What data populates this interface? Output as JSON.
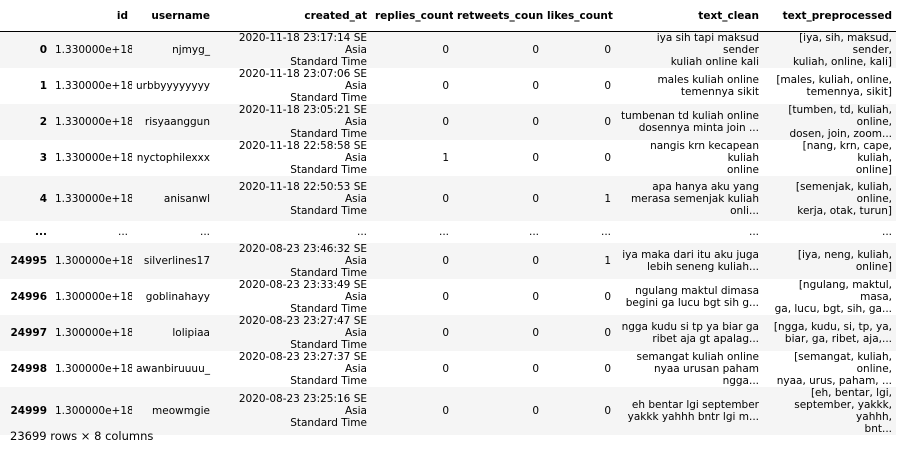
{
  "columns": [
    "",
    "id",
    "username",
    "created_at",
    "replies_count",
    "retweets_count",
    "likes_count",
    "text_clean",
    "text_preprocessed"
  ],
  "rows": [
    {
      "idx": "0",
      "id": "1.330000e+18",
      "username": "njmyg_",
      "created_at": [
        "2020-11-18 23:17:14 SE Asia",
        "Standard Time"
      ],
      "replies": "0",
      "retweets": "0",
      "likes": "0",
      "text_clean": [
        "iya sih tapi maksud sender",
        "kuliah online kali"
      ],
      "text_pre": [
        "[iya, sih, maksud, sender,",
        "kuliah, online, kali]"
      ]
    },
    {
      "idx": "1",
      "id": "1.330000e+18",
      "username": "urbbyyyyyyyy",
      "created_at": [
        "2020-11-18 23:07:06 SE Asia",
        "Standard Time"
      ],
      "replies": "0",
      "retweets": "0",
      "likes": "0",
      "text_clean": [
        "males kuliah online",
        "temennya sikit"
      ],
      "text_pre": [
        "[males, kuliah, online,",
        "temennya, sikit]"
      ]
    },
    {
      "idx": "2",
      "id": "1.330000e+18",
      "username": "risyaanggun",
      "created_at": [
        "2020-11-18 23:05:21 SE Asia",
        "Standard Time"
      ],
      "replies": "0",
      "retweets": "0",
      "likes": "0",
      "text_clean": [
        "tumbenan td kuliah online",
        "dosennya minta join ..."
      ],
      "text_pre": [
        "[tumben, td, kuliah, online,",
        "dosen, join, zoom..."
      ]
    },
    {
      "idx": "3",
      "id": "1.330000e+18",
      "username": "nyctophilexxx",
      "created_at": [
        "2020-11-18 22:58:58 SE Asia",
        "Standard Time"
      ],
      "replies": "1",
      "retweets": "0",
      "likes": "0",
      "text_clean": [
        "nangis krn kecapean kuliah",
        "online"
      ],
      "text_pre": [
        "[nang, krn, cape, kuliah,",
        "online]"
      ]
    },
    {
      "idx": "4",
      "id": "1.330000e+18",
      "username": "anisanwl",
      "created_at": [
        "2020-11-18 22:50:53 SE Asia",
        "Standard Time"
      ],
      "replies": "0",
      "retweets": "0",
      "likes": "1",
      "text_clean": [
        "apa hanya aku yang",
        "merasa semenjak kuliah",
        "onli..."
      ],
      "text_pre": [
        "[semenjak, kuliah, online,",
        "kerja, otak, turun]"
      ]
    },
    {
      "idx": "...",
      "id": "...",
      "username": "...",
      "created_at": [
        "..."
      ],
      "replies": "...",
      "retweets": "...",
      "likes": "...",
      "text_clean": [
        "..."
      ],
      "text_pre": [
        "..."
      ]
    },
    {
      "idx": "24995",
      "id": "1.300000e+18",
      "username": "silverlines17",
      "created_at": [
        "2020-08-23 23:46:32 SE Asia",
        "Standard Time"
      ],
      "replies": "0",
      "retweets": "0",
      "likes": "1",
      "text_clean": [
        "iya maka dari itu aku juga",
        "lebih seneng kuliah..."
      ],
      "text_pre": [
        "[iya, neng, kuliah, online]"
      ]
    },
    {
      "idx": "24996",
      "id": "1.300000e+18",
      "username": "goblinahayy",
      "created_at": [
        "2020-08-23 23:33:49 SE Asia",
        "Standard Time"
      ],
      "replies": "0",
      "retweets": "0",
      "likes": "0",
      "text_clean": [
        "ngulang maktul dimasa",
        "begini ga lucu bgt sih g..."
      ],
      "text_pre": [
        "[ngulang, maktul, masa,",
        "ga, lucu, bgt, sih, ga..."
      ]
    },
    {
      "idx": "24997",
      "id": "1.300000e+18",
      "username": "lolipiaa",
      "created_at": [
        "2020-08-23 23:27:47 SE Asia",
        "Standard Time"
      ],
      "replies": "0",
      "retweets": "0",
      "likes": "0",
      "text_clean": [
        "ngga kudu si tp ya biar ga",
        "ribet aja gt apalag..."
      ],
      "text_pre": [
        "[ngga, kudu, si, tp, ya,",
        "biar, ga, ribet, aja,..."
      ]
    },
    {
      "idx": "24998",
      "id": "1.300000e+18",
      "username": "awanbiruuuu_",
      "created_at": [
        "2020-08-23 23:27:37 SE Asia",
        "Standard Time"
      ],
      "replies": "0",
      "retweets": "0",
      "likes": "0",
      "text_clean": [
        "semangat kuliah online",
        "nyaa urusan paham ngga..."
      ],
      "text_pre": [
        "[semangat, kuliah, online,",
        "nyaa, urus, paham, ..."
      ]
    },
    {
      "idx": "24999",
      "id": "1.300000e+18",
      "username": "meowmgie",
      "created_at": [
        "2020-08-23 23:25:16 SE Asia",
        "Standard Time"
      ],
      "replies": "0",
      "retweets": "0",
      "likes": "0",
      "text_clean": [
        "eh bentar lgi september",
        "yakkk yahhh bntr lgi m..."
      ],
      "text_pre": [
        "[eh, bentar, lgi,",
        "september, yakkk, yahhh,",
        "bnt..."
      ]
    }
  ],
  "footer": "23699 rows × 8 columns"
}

-------

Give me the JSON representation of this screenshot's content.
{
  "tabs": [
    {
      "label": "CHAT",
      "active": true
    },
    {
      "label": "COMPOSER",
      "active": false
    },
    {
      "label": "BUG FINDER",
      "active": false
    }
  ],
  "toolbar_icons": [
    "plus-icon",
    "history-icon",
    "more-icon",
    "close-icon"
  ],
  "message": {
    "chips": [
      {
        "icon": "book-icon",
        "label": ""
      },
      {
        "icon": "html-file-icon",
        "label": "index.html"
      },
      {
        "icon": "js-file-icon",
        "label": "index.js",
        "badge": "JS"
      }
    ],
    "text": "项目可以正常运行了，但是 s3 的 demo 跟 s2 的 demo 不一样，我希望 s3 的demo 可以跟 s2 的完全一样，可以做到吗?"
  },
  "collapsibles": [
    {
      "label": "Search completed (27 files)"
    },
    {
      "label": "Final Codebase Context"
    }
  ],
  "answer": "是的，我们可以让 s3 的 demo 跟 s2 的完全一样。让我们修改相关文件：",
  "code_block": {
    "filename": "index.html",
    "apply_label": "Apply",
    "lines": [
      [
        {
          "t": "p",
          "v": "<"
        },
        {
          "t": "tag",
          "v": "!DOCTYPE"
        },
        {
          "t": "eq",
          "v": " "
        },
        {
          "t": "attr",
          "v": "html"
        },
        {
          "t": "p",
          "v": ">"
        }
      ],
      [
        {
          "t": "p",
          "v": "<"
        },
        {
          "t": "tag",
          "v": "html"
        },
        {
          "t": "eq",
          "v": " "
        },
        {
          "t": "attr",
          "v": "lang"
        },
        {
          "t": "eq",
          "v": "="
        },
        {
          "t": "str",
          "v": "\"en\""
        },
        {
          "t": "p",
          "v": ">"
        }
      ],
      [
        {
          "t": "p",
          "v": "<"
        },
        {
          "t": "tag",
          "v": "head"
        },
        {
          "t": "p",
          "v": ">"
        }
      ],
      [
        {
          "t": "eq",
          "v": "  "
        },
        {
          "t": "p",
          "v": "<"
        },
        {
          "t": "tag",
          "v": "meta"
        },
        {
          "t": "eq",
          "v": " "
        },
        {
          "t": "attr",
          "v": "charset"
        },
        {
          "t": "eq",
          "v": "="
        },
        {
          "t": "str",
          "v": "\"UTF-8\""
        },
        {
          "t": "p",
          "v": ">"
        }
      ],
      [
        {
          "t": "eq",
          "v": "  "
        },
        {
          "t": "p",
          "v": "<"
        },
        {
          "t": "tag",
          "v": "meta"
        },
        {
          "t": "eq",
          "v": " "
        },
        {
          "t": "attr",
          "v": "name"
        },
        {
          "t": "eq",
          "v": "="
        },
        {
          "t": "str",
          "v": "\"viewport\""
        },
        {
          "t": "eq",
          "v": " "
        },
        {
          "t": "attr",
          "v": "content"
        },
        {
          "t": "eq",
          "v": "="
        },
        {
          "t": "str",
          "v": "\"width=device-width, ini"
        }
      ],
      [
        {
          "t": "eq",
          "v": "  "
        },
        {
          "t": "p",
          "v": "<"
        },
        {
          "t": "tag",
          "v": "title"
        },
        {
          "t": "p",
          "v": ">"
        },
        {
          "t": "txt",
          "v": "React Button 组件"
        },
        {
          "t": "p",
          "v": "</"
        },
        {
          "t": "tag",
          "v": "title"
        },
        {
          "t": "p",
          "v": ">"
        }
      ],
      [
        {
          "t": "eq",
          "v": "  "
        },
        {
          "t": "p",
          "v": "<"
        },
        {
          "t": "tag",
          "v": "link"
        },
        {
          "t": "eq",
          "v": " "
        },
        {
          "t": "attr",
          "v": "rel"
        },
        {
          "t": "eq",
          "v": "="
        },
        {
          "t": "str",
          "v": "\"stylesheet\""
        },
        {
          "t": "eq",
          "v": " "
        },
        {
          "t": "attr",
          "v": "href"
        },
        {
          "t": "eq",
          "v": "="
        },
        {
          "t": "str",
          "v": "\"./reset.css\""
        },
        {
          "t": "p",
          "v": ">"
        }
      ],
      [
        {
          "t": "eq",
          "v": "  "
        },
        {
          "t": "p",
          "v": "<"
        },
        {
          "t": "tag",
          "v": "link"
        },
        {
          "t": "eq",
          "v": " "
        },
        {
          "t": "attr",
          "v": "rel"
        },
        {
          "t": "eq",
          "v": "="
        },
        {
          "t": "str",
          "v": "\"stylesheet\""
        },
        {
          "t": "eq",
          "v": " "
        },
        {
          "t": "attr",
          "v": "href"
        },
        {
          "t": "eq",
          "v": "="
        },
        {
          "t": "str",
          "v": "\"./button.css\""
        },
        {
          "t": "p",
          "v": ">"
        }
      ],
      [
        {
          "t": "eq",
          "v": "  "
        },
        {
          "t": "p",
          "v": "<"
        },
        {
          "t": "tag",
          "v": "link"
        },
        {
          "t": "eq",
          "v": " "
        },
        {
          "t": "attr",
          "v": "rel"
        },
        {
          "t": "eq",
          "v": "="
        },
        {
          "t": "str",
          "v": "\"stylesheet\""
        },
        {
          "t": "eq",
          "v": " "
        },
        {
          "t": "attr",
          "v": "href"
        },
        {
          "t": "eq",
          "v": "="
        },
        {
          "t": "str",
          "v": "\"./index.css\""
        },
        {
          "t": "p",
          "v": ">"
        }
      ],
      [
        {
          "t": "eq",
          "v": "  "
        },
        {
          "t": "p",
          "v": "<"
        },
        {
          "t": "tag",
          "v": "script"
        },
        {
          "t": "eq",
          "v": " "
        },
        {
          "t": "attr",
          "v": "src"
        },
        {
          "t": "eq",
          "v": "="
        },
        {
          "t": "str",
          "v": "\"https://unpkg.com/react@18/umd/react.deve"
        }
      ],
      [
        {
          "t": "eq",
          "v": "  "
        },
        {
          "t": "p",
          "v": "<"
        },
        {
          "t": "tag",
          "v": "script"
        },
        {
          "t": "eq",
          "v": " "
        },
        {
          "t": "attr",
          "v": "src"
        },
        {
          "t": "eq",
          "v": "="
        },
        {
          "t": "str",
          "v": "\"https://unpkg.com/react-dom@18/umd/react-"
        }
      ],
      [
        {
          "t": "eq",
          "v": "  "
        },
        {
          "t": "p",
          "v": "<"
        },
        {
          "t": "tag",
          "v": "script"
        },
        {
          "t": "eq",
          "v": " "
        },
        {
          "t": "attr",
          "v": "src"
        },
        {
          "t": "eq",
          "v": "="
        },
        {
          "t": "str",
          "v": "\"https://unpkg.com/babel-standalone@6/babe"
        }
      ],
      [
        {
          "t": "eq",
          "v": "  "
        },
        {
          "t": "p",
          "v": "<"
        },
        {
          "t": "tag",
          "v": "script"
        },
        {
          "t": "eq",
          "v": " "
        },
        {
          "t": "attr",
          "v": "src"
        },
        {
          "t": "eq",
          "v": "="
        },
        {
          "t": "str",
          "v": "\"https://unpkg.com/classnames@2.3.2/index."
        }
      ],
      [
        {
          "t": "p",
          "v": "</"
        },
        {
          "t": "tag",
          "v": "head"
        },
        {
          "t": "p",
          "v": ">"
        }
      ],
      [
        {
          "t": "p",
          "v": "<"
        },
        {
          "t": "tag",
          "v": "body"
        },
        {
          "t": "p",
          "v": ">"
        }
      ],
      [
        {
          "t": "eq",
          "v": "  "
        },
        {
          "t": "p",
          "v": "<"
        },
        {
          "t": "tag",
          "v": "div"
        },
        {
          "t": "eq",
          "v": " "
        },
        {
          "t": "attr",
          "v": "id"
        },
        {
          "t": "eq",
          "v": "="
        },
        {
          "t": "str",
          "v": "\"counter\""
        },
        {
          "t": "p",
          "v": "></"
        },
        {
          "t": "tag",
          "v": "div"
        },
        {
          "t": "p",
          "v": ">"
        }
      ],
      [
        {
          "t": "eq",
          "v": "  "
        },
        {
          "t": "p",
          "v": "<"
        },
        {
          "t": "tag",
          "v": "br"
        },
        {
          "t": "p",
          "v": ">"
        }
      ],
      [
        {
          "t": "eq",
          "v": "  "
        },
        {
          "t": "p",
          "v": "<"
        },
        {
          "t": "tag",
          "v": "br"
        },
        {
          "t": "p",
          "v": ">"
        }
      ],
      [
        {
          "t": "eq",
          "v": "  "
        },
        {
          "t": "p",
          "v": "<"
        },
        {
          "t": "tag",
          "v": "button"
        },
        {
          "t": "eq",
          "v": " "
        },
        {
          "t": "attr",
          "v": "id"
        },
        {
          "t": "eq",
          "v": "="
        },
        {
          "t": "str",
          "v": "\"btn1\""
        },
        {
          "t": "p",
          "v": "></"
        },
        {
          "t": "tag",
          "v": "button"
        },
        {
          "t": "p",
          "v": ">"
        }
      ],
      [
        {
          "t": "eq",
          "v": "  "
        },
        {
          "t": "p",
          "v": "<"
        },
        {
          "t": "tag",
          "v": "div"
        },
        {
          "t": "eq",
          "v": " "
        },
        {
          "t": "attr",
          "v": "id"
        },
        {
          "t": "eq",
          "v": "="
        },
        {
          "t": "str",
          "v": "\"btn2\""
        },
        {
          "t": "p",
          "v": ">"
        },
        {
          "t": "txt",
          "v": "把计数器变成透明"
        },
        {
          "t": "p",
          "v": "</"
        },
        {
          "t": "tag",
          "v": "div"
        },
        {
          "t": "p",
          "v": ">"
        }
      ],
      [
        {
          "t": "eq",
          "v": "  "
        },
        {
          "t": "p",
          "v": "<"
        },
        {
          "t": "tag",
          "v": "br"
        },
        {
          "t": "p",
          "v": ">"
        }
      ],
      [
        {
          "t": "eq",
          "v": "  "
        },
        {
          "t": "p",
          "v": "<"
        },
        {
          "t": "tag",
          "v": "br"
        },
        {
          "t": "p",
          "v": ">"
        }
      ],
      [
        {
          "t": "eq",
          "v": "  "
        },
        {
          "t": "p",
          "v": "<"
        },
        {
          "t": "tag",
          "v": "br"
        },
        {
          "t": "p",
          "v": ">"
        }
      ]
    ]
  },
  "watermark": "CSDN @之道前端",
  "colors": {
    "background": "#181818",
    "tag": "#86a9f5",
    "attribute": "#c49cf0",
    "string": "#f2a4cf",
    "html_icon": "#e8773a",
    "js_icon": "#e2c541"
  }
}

-------

> Task instructions
How many lines of the data contain the word "kudu"? Answer with the number alone.

> Result of this exercise
2